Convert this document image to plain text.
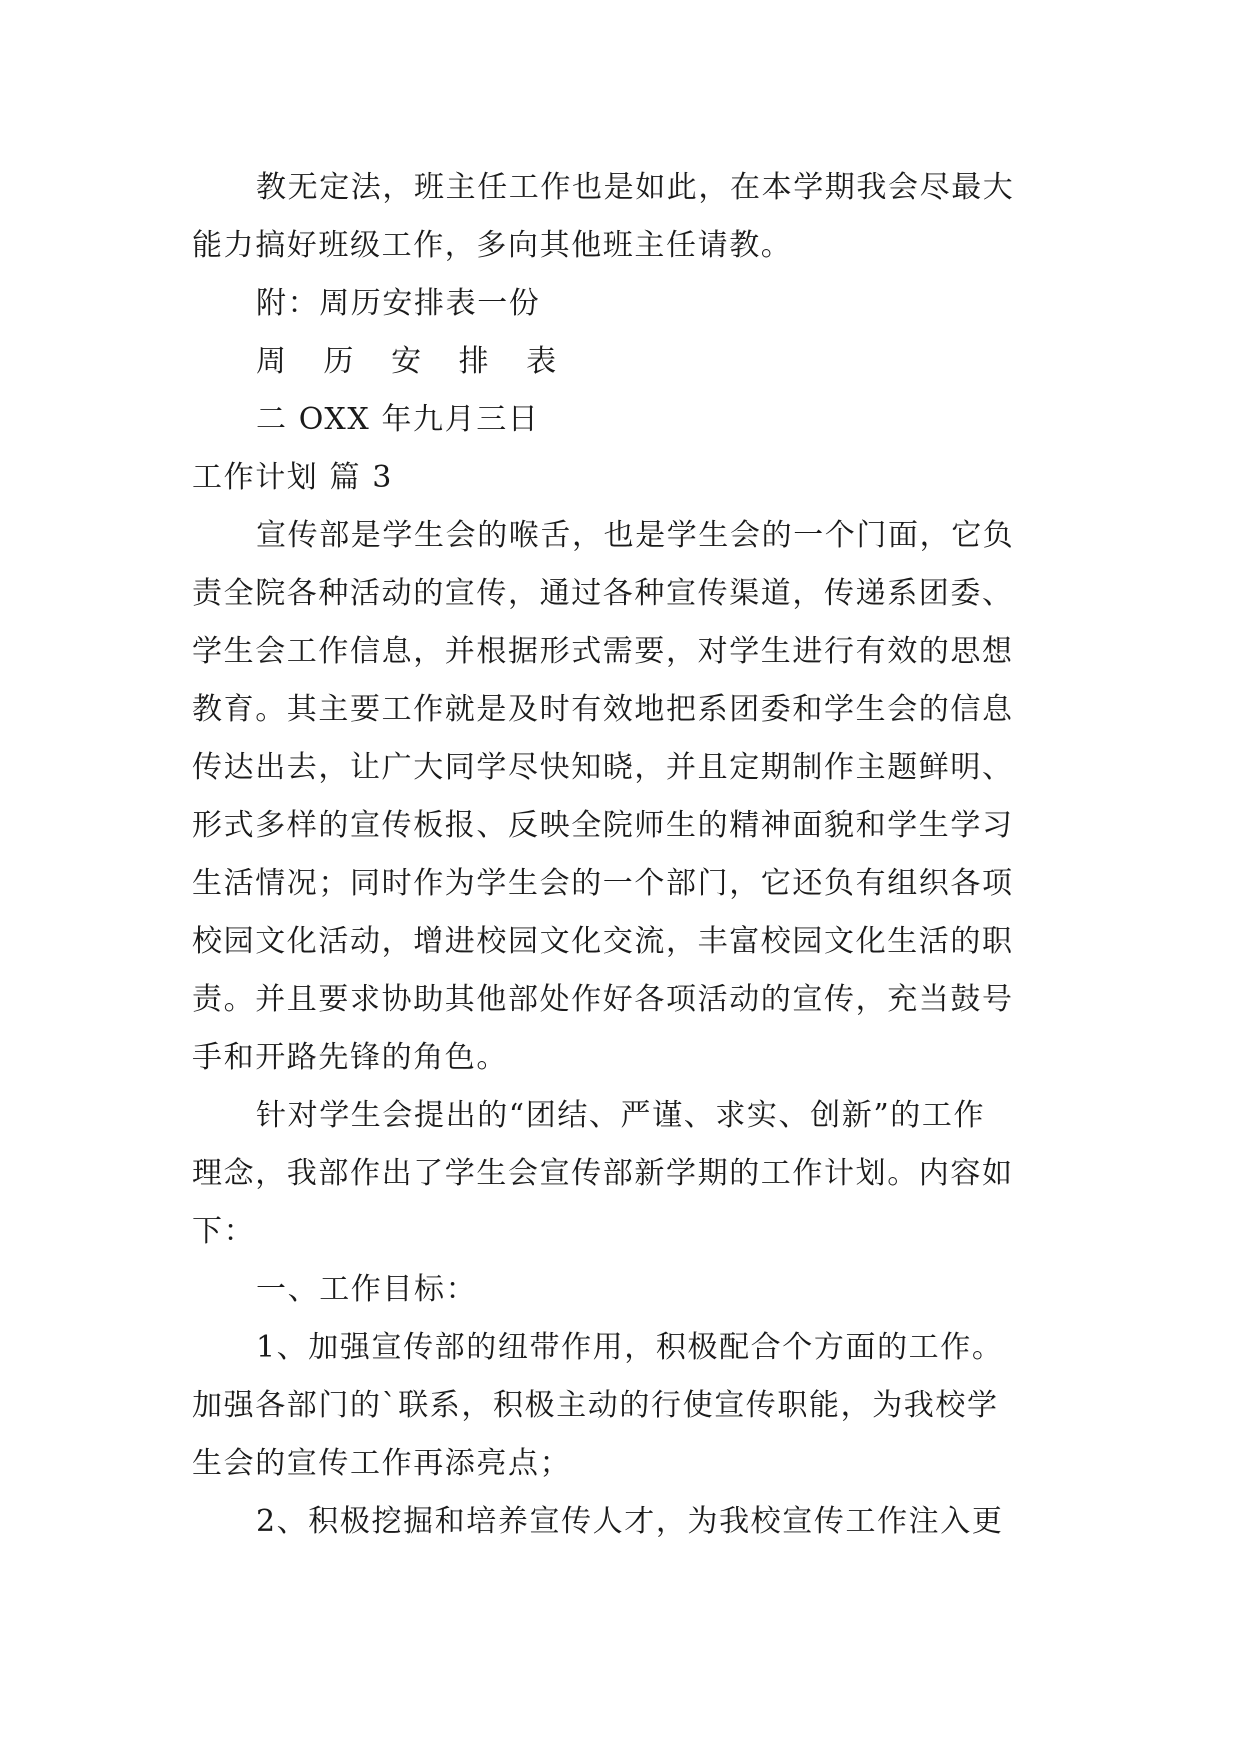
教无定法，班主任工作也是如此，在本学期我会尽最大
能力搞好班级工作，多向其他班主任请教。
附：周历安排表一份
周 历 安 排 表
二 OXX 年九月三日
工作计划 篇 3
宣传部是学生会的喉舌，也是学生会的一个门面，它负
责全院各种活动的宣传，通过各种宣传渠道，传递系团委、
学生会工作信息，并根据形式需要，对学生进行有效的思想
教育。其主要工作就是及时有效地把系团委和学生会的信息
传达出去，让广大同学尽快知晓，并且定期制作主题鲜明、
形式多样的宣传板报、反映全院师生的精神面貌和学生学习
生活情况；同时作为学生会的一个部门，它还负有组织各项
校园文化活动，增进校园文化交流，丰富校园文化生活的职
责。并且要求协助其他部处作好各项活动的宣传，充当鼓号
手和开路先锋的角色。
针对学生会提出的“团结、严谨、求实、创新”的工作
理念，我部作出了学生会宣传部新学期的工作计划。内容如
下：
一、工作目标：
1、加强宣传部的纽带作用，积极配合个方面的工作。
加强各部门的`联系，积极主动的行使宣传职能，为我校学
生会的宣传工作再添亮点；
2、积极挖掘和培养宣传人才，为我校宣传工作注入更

Directive =>
Omit the pictures and reproduce the listing exactly.

Final answer =>
Convert this document image to plain text.
教无定法，班主任工作也是如此，在本学期我会尽最大
能力搞好班级工作，多向其他班主任请教。
附：周历安排表一份
周 历 安 排 表
二 OXX 年九月三日
工作计划 篇 3
宣传部是学生会的喉舌，也是学生会的一个门面，它负
责全院各种活动的宣传，通过各种宣传渠道，传递系团委、
学生会工作信息，并根据形式需要，对学生进行有效的思想
教育。其主要工作就是及时有效地把系团委和学生会的信息
传达出去，让广大同学尽快知晓，并且定期制作主题鲜明、
形式多样的宣传板报、反映全院师生的精神面貌和学生学习
生活情况；同时作为学生会的一个部门，它还负有组织各项
校园文化活动，增进校园文化交流，丰富校园文化生活的职
责。并且要求协助其他部处作好各项活动的宣传，充当鼓号
手和开路先锋的角色。
针对学生会提出的“团结、严谨、求实、创新”的工作
理念，我部作出了学生会宣传部新学期的工作计划。内容如
下：
一、工作目标：
1、加强宣传部的纽带作用，积极配合个方面的工作。
加强各部门的`联系，积极主动的行使宣传职能，为我校学
生会的宣传工作再添亮点；
2、积极挖掘和培养宣传人才，为我校宣传工作注入更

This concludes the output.